Stored data entries =>
------------------------------------------------
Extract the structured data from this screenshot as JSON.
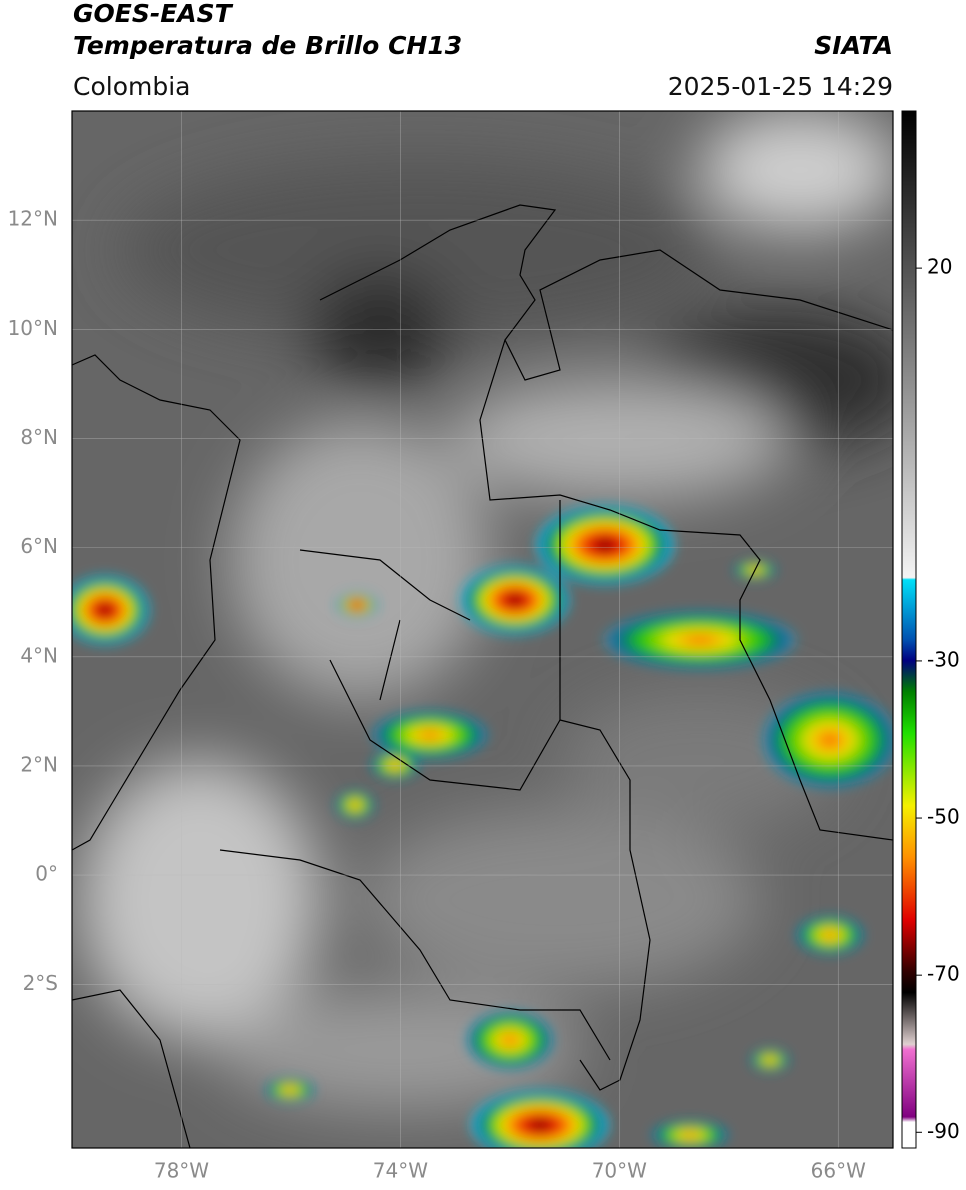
{
  "header": {
    "satellite": "GOES-EAST",
    "product": "Temperatura de Brillo CH13",
    "source": "SIATA",
    "region": "Colombia",
    "datetime": "2025-01-25 14:29"
  },
  "map": {
    "lon_range": [
      -80,
      -65
    ],
    "lat_range": [
      -5,
      14
    ],
    "lat_ticks": [
      {
        "value": 12,
        "label": "12°N"
      },
      {
        "value": 10,
        "label": "10°N"
      },
      {
        "value": 8,
        "label": "8°N"
      },
      {
        "value": 6,
        "label": "6°N"
      },
      {
        "value": 4,
        "label": "4°N"
      },
      {
        "value": 2,
        "label": "2°N"
      },
      {
        "value": 0,
        "label": "0°"
      },
      {
        "value": -2,
        "label": "2°S"
      }
    ],
    "lon_ticks": [
      {
        "value": -78,
        "label": "78°W"
      },
      {
        "value": -74,
        "label": "74°W"
      },
      {
        "value": -70,
        "label": "70°W"
      },
      {
        "value": -66,
        "label": "66°W"
      }
    ]
  },
  "colorbar": {
    "range": [
      -92,
      40
    ],
    "ticks": [
      20,
      -30,
      -50,
      -70,
      -90
    ]
  }
}
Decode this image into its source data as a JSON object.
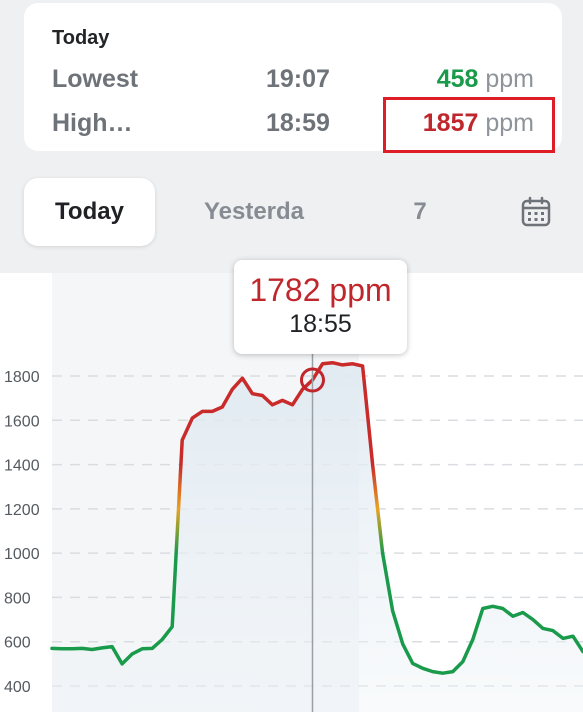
{
  "summary": {
    "title": "Today",
    "rows": [
      {
        "label": "Lowest",
        "time": "19:07",
        "value": "458",
        "unit": "ppm",
        "color": "#1a9a4b"
      },
      {
        "label": "High…",
        "time": "18:59",
        "value": "1857",
        "unit": "ppm",
        "color": "#c0272d"
      }
    ]
  },
  "tabs": [
    {
      "label": "Today",
      "active": true
    },
    {
      "label": "Yesterda",
      "active": false
    },
    {
      "label": "7",
      "active": false
    }
  ],
  "calendar_icon": "calendar-icon",
  "tooltip": {
    "value": "1782 ppm",
    "time": "18:55"
  },
  "chart_data": {
    "type": "line",
    "y_ticks": [
      1800,
      1600,
      1400,
      1200,
      1000,
      800,
      600,
      400
    ],
    "ylim": [
      350,
      1900
    ],
    "unit": "ppm",
    "grid": true,
    "color_thresholds": {
      "low": "#1a9a4b",
      "mid": "#e7a323",
      "high": "#c92a2a",
      "mid_from": 1000,
      "high_from": 1400
    },
    "series": [
      {
        "values": [
          570,
          568,
          568,
          570,
          565,
          572,
          578,
          500,
          545,
          568,
          570,
          610,
          668,
          1510,
          1610,
          1640,
          1640,
          1660,
          1740,
          1790,
          1720,
          1712,
          1670,
          1690,
          1670,
          1740,
          1782,
          1855,
          1860,
          1850,
          1855,
          1845,
          1400,
          1000,
          740,
          590,
          502,
          480,
          465,
          458,
          465,
          510,
          610,
          750,
          760,
          750,
          715,
          732,
          700,
          660,
          650,
          615,
          625,
          555
        ]
      }
    ],
    "selected_index": 26
  }
}
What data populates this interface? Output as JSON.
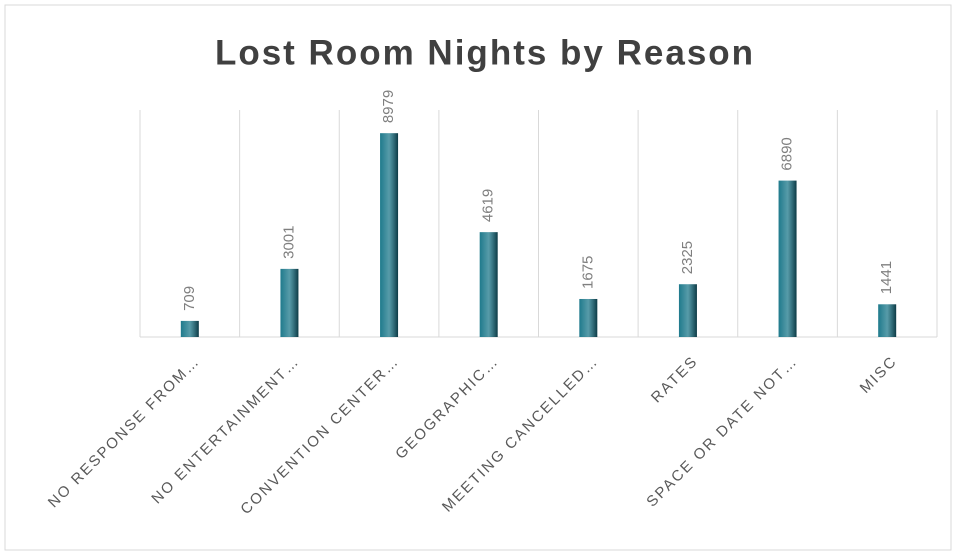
{
  "chart_data": {
    "type": "bar",
    "title": "Lost Room Nights by Reason",
    "categories": [
      "NO RESPONSE FROM…",
      "NO ENTERTAINMENT…",
      "CONVENTION CENTER…",
      "GEOGRAPHIC…",
      "MEETING CANCELLED…",
      "RATES",
      "SPACE OR DATE NOT…",
      "MISC"
    ],
    "values": [
      709,
      3001,
      8979,
      4619,
      1675,
      2325,
      6890,
      1441
    ],
    "color": "#1f7a8c",
    "ylim": [
      0,
      10000
    ]
  }
}
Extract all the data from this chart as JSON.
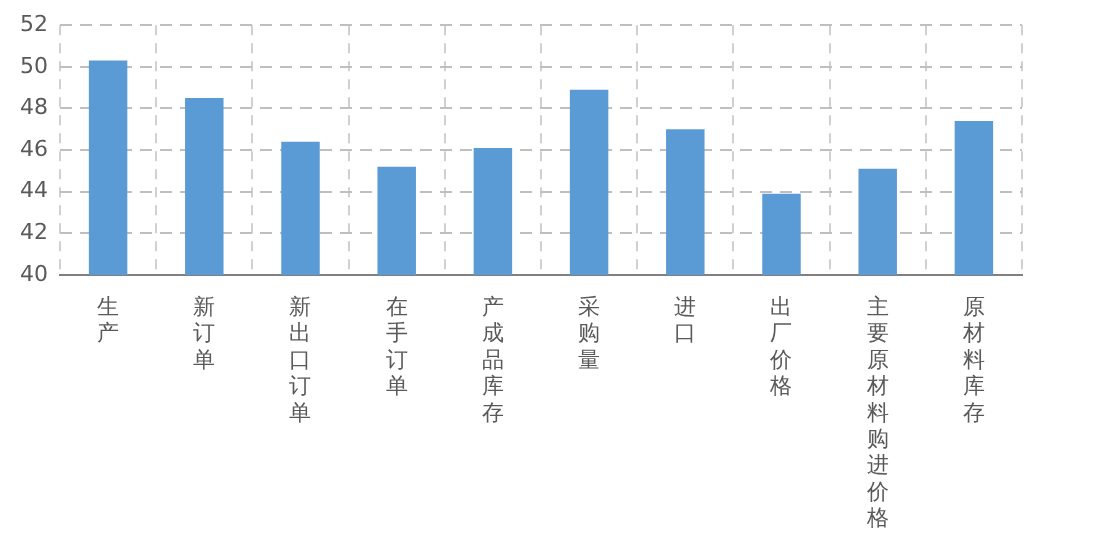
{
  "chart_data": {
    "type": "bar",
    "categories": [
      "生产",
      "新订单",
      "新出口订单",
      "在手订单",
      "产成品库存",
      "采购量",
      "进口",
      "出厂价格",
      "主要原材料购进价格",
      "原材料库存"
    ],
    "values": [
      50.3,
      48.5,
      46.4,
      45.2,
      46.1,
      48.9,
      47.0,
      43.9,
      45.1,
      47.4
    ],
    "color": "#5b9bd5",
    "ylim": [
      40,
      52
    ],
    "yticks": [
      40,
      42,
      44,
      46,
      48,
      50,
      52
    ],
    "grid": true,
    "legend": false
  }
}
------------------------------------------------
TASK DETAILS => In the copy, include all records verbatim but no images.

FINAL ANSWER =>
Extract the structured data from this screenshot as JSON.
{
  "header": {
    "satellite": "GOES-EAST",
    "product": "Temperatura de Brillo CH13",
    "source": "SIATA",
    "region": "Colombia",
    "datetime": "2025-01-25 14:29"
  },
  "map": {
    "lon_range": [
      -80,
      -65
    ],
    "lat_range": [
      -5,
      14
    ],
    "lat_ticks": [
      {
        "value": 12,
        "label": "12°N"
      },
      {
        "value": 10,
        "label": "10°N"
      },
      {
        "value": 8,
        "label": "8°N"
      },
      {
        "value": 6,
        "label": "6°N"
      },
      {
        "value": 4,
        "label": "4°N"
      },
      {
        "value": 2,
        "label": "2°N"
      },
      {
        "value": 0,
        "label": "0°"
      },
      {
        "value": -2,
        "label": "2°S"
      }
    ],
    "lon_ticks": [
      {
        "value": -78,
        "label": "78°W"
      },
      {
        "value": -74,
        "label": "74°W"
      },
      {
        "value": -70,
        "label": "70°W"
      },
      {
        "value": -66,
        "label": "66°W"
      }
    ]
  },
  "colorbar": {
    "range": [
      -92,
      40
    ],
    "ticks": [
      20,
      -30,
      -50,
      -70,
      -90
    ]
  }
}
Decode this image into its source data as a JSON object.
{
  "summary": {
    "title": "Today",
    "rows": [
      {
        "label": "Lowest",
        "time": "19:07",
        "value": "458",
        "unit": "ppm",
        "color": "#1a9a4b"
      },
      {
        "label": "High…",
        "time": "18:59",
        "value": "1857",
        "unit": "ppm",
        "color": "#c0272d"
      }
    ]
  },
  "tabs": [
    {
      "label": "Today",
      "active": true
    },
    {
      "label": "Yesterda",
      "active": false
    },
    {
      "label": "7",
      "active": false
    }
  ],
  "calendar_icon": "calendar-icon",
  "tooltip": {
    "value": "1782 ppm",
    "time": "18:55"
  },
  "chart_data": {
    "type": "line",
    "y_ticks": [
      1800,
      1600,
      1400,
      1200,
      1000,
      800,
      600,
      400
    ],
    "ylim": [
      350,
      1900
    ],
    "unit": "ppm",
    "grid": true,
    "color_thresholds": {
      "low": "#1a9a4b",
      "mid": "#e7a323",
      "high": "#c92a2a",
      "mid_from": 1000,
      "high_from": 1400
    },
    "series": [
      {
        "values": [
          570,
          568,
          568,
          570,
          565,
          572,
          578,
          500,
          545,
          568,
          570,
          610,
          668,
          1510,
          1610,
          1640,
          1640,
          1660,
          1740,
          1790,
          1720,
          1712,
          1670,
          1690,
          1670,
          1740,
          1782,
          1855,
          1860,
          1850,
          1855,
          1845,
          1400,
          1000,
          740,
          590,
          502,
          480,
          465,
          458,
          465,
          510,
          610,
          750,
          760,
          750,
          715,
          732,
          700,
          660,
          650,
          615,
          625,
          555
        ]
      }
    ],
    "selected_index": 26
  }
}
What data populates this interface? Output as JSON.
{
  "chart_data": {
    "type": "bar",
    "title": "Lost Room Nights by Reason",
    "categories": [
      "NO RESPONSE FROM…",
      "NO ENTERTAINMENT…",
      "CONVENTION CENTER…",
      "GEOGRAPHIC…",
      "MEETING CANCELLED…",
      "RATES",
      "SPACE OR DATE NOT…",
      "MISC"
    ],
    "values": [
      709,
      3001,
      8979,
      4619,
      1675,
      2325,
      6890,
      1441
    ],
    "color": "#1f7a8c",
    "ylim": [
      0,
      10000
    ]
  }
}
Extract all the data from this chart as JSON.
{
  "chart_data": {
    "type": "bar",
    "categories": [
      "生产",
      "新订单",
      "新出口订单",
      "在手订单",
      "产成品库存",
      "采购量",
      "进口",
      "出厂价格",
      "主要原材料购进价格",
      "原材料库存"
    ],
    "values": [
      50.3,
      48.5,
      46.4,
      45.2,
      46.1,
      48.9,
      47.0,
      43.9,
      45.1,
      47.4
    ],
    "color": "#5b9bd5",
    "ylim": [
      40,
      52
    ],
    "yticks": [
      40,
      42,
      44,
      46,
      48,
      50,
      52
    ],
    "grid": true,
    "legend": false
  }
}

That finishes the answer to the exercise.